— Begin —
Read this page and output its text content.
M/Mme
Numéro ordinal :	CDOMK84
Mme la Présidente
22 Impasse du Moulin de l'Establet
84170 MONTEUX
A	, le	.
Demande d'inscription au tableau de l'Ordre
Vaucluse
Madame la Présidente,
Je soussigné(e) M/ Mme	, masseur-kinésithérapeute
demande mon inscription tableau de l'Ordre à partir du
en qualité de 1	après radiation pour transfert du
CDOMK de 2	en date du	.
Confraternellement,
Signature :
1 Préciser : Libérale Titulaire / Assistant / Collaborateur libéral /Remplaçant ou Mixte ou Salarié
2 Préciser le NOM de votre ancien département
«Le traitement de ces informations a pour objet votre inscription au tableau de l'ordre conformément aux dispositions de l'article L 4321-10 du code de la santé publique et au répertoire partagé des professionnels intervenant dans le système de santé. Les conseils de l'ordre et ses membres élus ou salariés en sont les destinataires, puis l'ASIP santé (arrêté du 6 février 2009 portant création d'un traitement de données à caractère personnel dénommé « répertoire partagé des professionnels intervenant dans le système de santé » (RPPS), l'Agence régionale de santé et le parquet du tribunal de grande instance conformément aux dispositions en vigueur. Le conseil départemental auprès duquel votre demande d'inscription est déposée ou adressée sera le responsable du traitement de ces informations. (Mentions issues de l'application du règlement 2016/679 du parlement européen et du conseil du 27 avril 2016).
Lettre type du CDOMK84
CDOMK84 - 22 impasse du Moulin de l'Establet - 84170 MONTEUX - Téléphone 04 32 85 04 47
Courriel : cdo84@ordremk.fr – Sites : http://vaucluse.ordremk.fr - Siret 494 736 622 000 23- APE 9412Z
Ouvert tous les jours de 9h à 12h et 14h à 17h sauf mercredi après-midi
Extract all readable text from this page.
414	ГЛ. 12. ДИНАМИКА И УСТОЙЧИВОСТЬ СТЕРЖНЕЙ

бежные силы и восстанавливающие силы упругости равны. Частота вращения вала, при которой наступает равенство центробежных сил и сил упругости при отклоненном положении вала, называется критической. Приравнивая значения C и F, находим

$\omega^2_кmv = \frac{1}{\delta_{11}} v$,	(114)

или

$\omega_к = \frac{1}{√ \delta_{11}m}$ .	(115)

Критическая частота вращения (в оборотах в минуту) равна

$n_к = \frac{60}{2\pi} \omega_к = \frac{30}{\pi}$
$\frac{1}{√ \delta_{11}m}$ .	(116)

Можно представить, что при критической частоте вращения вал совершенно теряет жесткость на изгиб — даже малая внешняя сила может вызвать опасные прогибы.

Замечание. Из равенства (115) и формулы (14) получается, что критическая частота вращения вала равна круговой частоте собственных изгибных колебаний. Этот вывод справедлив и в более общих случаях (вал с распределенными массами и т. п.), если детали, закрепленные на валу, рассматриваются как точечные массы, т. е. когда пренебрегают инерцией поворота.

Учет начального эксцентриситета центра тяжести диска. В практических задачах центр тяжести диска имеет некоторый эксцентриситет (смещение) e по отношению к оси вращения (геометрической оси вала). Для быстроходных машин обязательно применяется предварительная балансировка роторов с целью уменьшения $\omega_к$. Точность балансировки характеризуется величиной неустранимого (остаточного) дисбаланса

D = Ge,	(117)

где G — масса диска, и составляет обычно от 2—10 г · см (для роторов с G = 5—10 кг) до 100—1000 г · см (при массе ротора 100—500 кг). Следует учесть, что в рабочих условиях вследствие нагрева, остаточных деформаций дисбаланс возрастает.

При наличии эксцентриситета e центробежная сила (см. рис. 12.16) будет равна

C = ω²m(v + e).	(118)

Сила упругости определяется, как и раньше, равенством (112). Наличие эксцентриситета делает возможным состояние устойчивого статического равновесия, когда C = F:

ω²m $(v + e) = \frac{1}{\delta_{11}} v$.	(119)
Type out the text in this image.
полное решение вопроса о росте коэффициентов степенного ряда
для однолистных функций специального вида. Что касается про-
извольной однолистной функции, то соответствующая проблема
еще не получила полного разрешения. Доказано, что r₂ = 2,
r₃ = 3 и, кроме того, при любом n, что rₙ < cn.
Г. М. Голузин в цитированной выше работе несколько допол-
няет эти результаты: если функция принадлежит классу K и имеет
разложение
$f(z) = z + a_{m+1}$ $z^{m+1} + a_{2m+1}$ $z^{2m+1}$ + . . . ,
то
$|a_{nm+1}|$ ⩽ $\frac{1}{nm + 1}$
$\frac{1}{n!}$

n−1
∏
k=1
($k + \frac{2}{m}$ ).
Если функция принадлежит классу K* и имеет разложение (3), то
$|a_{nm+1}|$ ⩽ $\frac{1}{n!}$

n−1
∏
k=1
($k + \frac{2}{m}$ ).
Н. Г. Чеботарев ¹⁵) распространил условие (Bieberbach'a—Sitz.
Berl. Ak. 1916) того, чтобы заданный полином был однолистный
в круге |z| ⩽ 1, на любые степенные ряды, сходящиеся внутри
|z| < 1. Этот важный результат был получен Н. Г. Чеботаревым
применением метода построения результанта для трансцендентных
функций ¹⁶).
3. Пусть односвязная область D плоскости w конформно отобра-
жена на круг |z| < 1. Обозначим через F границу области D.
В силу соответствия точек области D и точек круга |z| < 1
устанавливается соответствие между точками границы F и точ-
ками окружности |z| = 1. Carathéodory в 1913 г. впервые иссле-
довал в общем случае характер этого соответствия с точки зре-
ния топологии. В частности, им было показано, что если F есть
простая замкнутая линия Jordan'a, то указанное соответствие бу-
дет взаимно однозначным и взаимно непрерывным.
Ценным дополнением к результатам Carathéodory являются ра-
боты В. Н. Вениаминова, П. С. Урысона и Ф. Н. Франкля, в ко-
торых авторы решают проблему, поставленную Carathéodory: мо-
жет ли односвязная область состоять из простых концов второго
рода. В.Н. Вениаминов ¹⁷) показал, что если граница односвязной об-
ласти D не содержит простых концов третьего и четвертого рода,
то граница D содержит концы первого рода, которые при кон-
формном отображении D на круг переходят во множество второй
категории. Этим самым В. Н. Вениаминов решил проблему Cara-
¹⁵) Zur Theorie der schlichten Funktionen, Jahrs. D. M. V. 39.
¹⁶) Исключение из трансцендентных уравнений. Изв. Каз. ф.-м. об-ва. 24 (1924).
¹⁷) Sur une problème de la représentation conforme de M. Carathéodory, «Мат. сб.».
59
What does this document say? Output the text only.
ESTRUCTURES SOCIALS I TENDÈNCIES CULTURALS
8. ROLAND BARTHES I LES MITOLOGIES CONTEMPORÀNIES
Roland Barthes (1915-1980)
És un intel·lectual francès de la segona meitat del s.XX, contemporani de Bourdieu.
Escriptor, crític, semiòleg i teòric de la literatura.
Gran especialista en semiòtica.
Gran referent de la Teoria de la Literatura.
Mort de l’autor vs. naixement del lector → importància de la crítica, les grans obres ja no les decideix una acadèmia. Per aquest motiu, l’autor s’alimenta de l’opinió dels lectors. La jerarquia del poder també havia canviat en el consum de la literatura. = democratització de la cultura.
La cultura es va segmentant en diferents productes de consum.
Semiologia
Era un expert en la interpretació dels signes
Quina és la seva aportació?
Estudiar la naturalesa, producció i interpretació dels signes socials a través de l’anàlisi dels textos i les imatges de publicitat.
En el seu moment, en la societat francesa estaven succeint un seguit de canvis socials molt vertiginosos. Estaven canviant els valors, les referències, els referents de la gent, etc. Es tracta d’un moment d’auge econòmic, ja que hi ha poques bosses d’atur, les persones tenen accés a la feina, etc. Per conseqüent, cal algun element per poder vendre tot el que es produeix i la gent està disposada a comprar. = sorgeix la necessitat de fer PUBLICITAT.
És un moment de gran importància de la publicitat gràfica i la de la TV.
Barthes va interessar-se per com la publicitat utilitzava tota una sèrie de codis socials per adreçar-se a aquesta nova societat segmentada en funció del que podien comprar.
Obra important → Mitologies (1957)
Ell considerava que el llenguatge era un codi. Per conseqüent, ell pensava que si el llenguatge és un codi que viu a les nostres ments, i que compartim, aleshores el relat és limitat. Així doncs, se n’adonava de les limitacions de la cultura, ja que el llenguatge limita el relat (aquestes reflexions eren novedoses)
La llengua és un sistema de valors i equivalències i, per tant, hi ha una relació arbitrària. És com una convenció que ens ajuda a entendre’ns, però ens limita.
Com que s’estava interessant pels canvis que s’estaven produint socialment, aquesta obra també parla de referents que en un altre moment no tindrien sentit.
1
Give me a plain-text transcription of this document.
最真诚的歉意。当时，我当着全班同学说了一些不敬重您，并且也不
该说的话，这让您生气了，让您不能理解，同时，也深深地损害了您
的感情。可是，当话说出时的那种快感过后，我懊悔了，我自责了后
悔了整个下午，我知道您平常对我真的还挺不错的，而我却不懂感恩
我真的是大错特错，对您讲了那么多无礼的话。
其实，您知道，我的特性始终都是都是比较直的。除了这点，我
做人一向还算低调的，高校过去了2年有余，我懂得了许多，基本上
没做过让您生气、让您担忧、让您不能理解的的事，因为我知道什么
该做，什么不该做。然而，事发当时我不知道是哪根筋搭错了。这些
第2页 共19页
— End —
## EXERCISE GOAL
Write down only the number of lines that contain the string "разложение" in the listing.

## REPLY
2